» **YOUR INSTRUCTIONS**
Your copy of the material below should match it exactly, except that it holds no pictures.

» **INPUT RECORDS**
—————
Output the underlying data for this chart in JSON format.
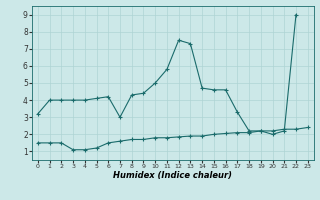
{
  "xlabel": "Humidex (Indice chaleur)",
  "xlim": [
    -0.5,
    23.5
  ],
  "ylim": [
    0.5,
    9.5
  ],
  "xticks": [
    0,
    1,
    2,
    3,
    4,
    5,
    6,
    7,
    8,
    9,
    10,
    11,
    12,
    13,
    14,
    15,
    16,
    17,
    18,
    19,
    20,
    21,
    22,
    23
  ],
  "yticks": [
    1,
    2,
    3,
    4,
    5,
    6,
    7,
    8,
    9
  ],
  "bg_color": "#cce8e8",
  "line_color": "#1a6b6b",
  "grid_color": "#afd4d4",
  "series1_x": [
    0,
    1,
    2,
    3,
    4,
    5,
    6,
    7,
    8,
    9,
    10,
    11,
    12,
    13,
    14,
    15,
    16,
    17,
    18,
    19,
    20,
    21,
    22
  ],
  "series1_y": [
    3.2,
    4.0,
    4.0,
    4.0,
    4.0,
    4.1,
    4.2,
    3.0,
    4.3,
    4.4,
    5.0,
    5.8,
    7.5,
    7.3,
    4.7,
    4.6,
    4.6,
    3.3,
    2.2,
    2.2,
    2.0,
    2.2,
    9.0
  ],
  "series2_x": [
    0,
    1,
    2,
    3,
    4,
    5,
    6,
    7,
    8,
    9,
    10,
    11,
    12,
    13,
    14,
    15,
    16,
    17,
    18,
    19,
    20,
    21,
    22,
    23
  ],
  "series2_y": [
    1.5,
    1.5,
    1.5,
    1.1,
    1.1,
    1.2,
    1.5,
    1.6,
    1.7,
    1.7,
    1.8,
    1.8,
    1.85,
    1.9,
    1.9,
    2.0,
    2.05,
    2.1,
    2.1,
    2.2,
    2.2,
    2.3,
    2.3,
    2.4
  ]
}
—————
» **TASK ANSWER**
Output the underlying data for this chart in JSON format.
{
  "xlabel": "Humidex (Indice chaleur)",
  "xlim": [
    -0.5,
    23.5
  ],
  "ylim": [
    0.5,
    9.5
  ],
  "xticks": [
    0,
    1,
    2,
    3,
    4,
    5,
    6,
    7,
    8,
    9,
    10,
    11,
    12,
    13,
    14,
    15,
    16,
    17,
    18,
    19,
    20,
    21,
    22,
    23
  ],
  "yticks": [
    1,
    2,
    3,
    4,
    5,
    6,
    7,
    8,
    9
  ],
  "bg_color": "#cce8e8",
  "line_color": "#1a6b6b",
  "grid_color": "#afd4d4",
  "series1_x": [
    0,
    1,
    2,
    3,
    4,
    5,
    6,
    7,
    8,
    9,
    10,
    11,
    12,
    13,
    14,
    15,
    16,
    17,
    18,
    19,
    20,
    21,
    22
  ],
  "series1_y": [
    3.2,
    4.0,
    4.0,
    4.0,
    4.0,
    4.1,
    4.2,
    3.0,
    4.3,
    4.4,
    5.0,
    5.8,
    7.5,
    7.3,
    4.7,
    4.6,
    4.6,
    3.3,
    2.2,
    2.2,
    2.0,
    2.2,
    9.0
  ],
  "series2_x": [
    0,
    1,
    2,
    3,
    4,
    5,
    6,
    7,
    8,
    9,
    10,
    11,
    12,
    13,
    14,
    15,
    16,
    17,
    18,
    19,
    20,
    21,
    22,
    23
  ],
  "series2_y": [
    1.5,
    1.5,
    1.5,
    1.1,
    1.1,
    1.2,
    1.5,
    1.6,
    1.7,
    1.7,
    1.8,
    1.8,
    1.85,
    1.9,
    1.9,
    2.0,
    2.05,
    2.1,
    2.1,
    2.2,
    2.2,
    2.3,
    2.3,
    2.4
  ]
}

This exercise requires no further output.